* [AIM OF THE TASK] Here are some entries; quote each one exactly.

Records about charts and figures
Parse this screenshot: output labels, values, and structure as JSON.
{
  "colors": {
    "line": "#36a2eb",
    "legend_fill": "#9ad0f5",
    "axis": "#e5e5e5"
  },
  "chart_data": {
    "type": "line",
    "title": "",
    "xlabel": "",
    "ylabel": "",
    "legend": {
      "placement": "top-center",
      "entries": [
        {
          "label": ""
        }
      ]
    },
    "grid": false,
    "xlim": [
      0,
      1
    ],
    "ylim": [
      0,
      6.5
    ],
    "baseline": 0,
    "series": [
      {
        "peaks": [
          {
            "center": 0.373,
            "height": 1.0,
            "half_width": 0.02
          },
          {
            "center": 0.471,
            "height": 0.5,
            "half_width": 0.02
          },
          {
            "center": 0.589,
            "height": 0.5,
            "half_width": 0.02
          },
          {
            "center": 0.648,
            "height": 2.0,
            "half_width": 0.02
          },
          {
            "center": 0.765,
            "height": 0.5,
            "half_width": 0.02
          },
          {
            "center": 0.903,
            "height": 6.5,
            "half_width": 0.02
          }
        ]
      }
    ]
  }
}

* [SOLUTION]
Parse this screenshot: output labels, values, and structure as JSON.
{
  "colors": {
    "line": "#36a2eb",
    "legend_fill": "#9ad0f5",
    "axis": "#e5e5e5"
  },
  "chart_data": {
    "type": "line",
    "title": "",
    "xlabel": "",
    "ylabel": "",
    "legend": {
      "placement": "top-center",
      "entries": [
        {
          "label": ""
        }
      ]
    },
    "grid": false,
    "xlim": [
      0,
      1
    ],
    "ylim": [
      0,
      6.5
    ],
    "baseline": 0,
    "series": [
      {
        "peaks": [
          {
            "center": 0.373,
            "height": 1.0,
            "half_width": 0.02
          },
          {
            "center": 0.471,
            "height": 0.5,
            "half_width": 0.02
          },
          {
            "center": 0.589,
            "height": 0.5,
            "half_width": 0.02
          },
          {
            "center": 0.648,
            "height": 2.0,
            "half_width": 0.02
          },
          {
            "center": 0.765,
            "height": 0.5,
            "half_width": 0.02
          },
          {
            "center": 0.903,
            "height": 6.5,
            "half_width": 0.02
          }
        ]
      }
    ]
  }
}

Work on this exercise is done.